Source records:

|---|

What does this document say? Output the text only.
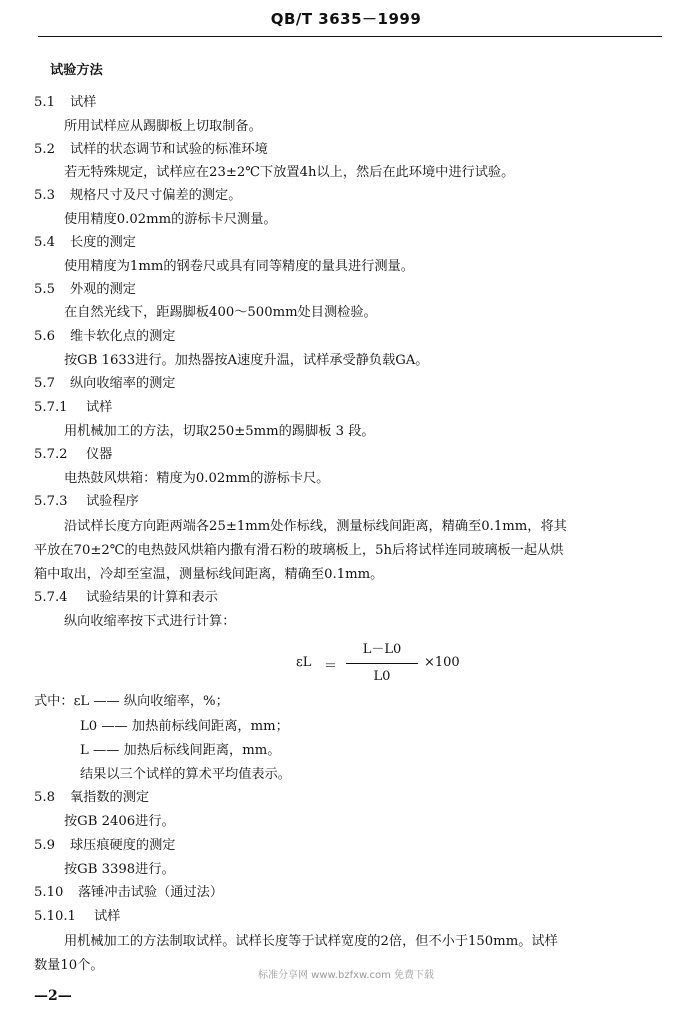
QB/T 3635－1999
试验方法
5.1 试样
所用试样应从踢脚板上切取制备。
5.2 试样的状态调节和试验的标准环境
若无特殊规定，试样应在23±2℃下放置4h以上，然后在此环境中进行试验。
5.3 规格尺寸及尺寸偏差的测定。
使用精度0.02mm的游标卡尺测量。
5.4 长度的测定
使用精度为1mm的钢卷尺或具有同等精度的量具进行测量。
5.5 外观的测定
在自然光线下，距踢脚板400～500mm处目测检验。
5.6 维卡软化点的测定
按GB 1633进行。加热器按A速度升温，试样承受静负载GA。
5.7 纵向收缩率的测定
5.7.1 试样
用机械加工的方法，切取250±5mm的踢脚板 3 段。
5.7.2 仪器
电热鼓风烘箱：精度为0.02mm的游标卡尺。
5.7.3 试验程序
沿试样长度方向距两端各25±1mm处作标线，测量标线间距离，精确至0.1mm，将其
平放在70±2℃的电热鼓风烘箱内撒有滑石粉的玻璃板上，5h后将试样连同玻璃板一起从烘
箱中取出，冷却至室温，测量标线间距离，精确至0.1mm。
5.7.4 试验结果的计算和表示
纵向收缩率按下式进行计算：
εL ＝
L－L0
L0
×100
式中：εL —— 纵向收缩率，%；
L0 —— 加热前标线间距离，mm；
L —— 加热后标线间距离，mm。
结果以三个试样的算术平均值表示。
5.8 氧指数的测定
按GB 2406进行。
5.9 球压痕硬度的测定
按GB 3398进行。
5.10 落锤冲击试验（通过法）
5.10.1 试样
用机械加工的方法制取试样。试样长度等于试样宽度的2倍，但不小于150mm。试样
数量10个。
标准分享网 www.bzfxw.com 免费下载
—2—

|---|

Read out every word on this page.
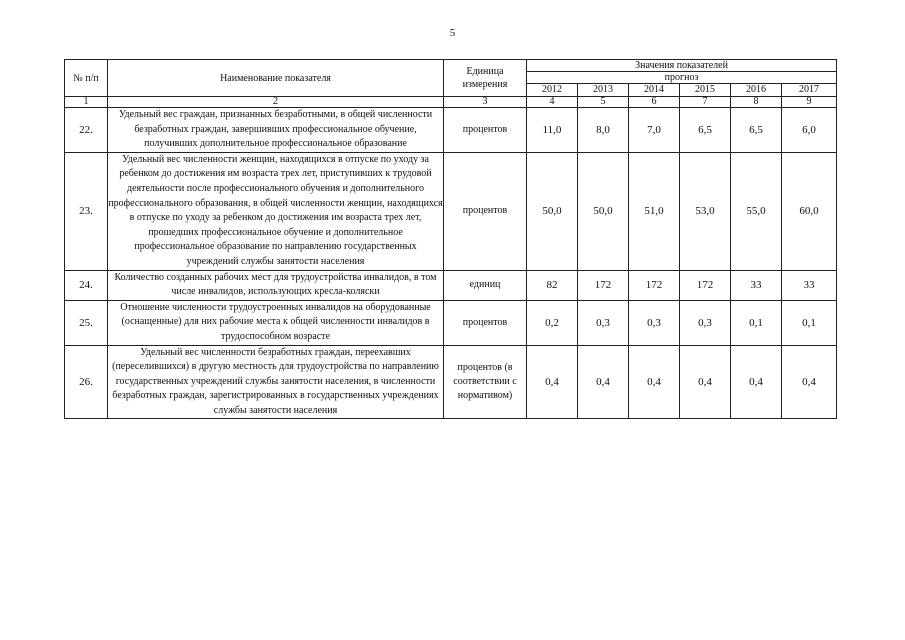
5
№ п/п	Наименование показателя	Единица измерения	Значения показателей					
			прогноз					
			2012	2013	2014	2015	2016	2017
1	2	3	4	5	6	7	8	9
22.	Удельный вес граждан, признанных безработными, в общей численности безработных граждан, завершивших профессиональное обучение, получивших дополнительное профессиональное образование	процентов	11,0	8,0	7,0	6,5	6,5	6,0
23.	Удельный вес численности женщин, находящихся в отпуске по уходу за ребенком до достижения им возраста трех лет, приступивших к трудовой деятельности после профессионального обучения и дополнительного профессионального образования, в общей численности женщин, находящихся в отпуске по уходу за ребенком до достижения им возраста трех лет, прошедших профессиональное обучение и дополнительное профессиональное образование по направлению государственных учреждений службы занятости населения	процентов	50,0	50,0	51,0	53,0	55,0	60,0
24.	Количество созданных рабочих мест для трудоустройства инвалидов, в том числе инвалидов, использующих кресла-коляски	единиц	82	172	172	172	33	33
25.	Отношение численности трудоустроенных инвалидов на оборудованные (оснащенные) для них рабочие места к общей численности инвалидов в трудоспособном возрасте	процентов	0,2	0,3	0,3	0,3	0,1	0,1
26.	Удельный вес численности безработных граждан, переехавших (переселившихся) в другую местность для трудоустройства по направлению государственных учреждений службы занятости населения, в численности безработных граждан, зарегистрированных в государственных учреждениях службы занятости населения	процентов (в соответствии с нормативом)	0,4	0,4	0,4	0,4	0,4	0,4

|---|

- _Task statement_:
List all lines from the entries that include the word "this".

- _Solution to the exercise_:
What does this document say? Output the text only.
Read out every word on this page.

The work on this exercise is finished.